抽出本文 =>
_ _ _ _ _ _ _
「翻訳は文化の橋渡し」自分らしさを肯定してくれるミュージカル『SIX』の魅力を語る(『SIX』翻訳・訳詞 土器屋利行さん)

2025年1月〜2月に上演されるミュージカル『SIX』の翻訳・訳詞を手掛けた土器屋利行さんに、翻訳・訳詞のお仕事やミュージカル『SIX』の注目ポイントをお話しいただきました!


▼5分でわかる動画はこちら

youtu.be

ーー自己紹介をお願いします。

こんにちは。『SIX』 の翻訳・訳詞を担当している土器屋利行と申します。僕はダンサーとして仕事を始めたのちミュージカルの分野に活動を広げていき、ミュージカルへの出演と並行してミュージカルの翻訳・訳詞を作る仕事も始めました。同時に、来日スタッフなどの通訳をするようになり、現在も舞台に関わる仕事を続けています。

言語を変換するだけではなく、文化を伝える仕事

ーー翻訳のお仕事を始めるきっかけは何だったのでしょうか?
_ _ _ _ _ _ _
(一部の記録)
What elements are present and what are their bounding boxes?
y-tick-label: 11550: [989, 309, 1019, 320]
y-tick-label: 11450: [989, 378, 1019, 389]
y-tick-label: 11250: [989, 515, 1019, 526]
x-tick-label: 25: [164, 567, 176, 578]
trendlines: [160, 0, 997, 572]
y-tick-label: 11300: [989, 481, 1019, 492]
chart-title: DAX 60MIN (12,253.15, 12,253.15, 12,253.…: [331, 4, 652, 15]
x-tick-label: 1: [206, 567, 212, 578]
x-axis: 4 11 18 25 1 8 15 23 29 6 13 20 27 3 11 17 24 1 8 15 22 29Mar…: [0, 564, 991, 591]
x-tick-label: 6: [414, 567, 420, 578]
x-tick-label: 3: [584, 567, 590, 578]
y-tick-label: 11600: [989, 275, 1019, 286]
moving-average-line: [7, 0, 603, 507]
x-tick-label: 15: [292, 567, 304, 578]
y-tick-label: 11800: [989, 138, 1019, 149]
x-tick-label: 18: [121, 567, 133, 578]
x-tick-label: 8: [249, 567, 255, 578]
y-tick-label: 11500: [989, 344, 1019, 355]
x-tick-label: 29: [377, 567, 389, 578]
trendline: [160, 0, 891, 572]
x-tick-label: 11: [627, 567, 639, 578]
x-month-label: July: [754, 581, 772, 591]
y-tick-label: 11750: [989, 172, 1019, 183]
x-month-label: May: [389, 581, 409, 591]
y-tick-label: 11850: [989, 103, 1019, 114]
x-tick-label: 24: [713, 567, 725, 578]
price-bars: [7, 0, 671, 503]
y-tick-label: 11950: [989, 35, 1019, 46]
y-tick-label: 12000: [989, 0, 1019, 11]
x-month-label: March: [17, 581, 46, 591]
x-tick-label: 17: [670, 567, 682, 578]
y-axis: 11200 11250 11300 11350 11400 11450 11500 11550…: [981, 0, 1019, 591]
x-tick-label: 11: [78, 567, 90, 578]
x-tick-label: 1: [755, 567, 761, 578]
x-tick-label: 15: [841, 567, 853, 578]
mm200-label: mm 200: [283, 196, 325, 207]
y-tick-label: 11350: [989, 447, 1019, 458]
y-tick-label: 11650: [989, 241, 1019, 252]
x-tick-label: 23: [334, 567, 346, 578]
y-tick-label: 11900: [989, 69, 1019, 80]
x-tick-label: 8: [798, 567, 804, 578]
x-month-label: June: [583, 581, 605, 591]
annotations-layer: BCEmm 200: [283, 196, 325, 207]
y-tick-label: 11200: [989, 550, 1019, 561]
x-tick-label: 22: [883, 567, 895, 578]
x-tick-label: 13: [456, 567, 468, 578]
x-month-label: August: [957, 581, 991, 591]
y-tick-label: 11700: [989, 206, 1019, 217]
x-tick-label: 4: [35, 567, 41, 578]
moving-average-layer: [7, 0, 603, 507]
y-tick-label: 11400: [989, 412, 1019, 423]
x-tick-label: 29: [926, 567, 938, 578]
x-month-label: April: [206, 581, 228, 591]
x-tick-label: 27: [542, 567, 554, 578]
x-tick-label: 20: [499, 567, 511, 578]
_ _ _ _ _ _ _
作業内容 =>
• 1. インタビューのうち、「ーー自己紹介をお願いします。」で始まり「ーー翻訳のお仕事を始めるきっかけは何だったのでしょうか?」で終わる部分を、「ダンサー」を「歌手」に置き換えて書き直してください。
• 2. インタビューによると、ミュージカル『SIX』はいつ上演されますか。
上記の行は、インタビューとは別個の資料です。

解答一覧 =>
• 1.
ーー自己紹介をお願いします。

こんにちは。『SIX』 の翻訳・訳詞を担当している土器屋利行と申します。僕は歌手として仕事を始めたのちミュージカルの分野に活動を広げていき、ミュージカルへの出演と並行してミュージカルの翻訳・訳詞を作る仕事も始めました。同時に、来日スタッフなどの通訳をするようになり、現在も舞台に関わる仕事を続けています。

言語を変換するだけではなく、文化を伝える仕事

ーー翻訳のお仕事を始めるきっかけは何だったのでしょうか?

• 2. 2025年1月〜2月に上演されます。